## [Your task]
Tally up the lines below that include the word "divPe". Answer with the number alone.

## [Working data]

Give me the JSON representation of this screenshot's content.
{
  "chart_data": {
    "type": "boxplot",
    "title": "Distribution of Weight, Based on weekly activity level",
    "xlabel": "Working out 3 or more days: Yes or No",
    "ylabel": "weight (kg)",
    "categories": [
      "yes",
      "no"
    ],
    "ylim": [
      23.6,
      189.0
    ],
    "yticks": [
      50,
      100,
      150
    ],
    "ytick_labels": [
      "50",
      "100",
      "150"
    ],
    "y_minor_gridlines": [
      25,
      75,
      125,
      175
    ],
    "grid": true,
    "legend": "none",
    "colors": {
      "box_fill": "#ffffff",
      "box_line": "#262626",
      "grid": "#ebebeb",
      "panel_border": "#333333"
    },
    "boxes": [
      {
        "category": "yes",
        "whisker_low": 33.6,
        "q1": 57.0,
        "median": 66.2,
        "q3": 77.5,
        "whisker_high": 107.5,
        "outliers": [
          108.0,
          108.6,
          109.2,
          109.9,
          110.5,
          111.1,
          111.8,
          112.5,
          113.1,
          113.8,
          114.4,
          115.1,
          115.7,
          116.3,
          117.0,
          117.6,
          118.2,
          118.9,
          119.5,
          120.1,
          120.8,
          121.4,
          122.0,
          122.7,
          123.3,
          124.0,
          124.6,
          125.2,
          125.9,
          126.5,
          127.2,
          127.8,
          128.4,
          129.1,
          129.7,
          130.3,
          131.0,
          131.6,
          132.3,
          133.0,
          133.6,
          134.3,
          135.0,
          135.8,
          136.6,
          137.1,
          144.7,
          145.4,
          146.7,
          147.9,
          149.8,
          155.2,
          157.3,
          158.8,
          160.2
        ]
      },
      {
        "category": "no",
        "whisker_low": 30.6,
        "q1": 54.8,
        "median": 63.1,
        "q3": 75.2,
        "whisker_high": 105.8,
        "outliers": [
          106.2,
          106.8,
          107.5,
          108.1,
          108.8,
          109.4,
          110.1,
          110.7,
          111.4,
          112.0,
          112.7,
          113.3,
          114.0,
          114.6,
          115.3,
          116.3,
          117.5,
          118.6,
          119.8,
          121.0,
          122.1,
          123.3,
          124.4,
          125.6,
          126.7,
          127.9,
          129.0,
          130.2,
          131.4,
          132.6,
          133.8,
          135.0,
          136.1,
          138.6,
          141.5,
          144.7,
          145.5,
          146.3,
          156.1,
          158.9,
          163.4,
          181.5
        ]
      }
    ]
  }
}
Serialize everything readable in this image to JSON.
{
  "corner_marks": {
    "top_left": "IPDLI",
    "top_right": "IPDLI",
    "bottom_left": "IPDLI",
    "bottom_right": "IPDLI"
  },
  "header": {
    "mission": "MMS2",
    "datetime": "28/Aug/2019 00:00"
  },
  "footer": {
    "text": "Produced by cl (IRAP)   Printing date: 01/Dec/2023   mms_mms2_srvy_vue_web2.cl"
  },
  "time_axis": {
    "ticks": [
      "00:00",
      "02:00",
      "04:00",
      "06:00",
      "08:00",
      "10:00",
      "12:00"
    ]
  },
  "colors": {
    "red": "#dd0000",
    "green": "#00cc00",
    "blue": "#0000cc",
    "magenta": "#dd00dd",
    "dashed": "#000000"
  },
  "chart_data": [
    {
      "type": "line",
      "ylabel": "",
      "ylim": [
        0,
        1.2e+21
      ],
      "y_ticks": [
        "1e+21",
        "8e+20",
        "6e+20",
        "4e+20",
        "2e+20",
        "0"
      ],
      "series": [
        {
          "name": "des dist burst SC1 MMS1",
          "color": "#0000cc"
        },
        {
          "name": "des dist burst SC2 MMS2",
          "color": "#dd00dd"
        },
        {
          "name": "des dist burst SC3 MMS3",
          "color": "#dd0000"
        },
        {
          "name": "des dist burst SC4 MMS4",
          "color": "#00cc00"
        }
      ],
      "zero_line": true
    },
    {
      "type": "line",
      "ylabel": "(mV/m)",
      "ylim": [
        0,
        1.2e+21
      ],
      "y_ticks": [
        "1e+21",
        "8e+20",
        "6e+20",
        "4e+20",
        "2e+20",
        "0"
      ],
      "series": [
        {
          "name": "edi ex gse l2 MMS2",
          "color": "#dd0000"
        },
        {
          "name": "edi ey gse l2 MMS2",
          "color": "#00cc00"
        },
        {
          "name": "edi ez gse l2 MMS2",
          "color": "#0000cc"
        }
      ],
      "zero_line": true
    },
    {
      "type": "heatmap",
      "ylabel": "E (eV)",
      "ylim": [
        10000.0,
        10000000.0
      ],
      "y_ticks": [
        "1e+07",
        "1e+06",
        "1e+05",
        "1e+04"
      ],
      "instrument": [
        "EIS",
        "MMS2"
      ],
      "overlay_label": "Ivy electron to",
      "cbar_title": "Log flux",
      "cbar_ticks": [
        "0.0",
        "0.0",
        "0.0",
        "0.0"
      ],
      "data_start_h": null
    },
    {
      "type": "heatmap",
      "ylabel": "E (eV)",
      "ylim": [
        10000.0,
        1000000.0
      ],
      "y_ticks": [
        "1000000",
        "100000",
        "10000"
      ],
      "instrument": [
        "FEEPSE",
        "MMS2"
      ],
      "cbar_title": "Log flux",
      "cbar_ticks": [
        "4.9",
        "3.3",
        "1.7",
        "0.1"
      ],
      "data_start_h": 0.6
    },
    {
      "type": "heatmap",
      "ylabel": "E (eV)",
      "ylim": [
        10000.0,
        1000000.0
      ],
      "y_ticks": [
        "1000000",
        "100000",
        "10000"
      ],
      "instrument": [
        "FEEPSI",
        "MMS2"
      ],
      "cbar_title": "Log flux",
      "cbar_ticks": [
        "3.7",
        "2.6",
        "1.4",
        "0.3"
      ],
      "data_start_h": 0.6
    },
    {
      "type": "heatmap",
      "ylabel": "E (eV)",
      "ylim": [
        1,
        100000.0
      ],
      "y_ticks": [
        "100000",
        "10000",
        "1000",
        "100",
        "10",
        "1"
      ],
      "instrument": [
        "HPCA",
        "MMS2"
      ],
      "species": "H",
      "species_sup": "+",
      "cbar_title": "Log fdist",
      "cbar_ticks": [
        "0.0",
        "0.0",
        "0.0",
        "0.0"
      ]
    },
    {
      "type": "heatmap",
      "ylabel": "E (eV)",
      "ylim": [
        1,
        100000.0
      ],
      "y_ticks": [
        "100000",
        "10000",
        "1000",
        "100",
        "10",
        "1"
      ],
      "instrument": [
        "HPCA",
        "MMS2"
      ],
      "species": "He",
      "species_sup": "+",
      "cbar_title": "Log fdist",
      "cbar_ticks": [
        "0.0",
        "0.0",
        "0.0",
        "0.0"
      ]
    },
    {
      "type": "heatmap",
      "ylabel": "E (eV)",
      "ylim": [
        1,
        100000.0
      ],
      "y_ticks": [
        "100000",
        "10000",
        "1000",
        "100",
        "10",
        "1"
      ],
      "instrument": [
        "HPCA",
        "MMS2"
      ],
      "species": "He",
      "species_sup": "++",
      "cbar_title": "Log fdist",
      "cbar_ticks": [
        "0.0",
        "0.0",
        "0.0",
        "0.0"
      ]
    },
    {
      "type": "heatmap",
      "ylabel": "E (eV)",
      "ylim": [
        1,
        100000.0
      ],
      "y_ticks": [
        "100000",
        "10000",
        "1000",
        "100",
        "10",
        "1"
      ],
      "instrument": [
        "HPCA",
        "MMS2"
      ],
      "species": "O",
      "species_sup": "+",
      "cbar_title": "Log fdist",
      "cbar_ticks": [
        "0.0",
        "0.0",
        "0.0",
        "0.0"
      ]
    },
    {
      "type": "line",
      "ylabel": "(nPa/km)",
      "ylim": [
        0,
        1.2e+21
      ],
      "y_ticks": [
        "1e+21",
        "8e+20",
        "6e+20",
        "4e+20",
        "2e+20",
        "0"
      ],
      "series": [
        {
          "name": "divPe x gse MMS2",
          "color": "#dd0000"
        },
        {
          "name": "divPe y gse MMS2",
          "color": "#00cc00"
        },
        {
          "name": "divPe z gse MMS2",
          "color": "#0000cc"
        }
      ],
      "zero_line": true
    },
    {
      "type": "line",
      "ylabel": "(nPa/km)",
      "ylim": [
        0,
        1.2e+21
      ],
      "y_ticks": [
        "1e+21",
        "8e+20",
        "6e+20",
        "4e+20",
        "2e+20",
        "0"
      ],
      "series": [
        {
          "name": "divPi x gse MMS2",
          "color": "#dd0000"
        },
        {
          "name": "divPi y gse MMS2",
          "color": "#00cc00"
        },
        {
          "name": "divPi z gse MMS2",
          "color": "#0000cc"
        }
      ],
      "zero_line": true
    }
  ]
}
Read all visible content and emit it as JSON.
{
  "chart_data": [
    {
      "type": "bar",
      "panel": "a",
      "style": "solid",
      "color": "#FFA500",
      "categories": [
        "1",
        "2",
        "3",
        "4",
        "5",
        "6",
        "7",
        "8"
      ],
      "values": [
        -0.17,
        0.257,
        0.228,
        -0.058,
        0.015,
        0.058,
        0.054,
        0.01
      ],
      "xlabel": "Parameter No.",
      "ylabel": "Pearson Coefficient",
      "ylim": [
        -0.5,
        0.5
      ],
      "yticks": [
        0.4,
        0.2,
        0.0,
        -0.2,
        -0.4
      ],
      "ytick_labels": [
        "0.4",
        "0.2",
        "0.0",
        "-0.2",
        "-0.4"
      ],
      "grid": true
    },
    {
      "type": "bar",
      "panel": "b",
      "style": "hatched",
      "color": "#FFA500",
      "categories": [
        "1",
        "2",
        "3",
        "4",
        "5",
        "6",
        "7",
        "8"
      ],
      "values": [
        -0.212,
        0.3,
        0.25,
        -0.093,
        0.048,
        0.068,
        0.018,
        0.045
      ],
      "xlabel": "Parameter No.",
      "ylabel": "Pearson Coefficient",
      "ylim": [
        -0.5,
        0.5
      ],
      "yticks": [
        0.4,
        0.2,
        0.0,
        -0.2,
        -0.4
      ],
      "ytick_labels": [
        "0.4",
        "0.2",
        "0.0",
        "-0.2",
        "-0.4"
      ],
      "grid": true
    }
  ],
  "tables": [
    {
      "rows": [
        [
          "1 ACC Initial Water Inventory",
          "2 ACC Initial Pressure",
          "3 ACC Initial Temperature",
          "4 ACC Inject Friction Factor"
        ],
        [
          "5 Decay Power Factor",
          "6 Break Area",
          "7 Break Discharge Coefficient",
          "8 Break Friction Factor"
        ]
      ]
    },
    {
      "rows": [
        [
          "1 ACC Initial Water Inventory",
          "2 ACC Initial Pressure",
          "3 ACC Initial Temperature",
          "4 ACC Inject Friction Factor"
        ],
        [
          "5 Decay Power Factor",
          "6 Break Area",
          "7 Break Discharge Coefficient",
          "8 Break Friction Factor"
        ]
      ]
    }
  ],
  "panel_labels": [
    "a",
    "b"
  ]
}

## [Solution to the exercise]
3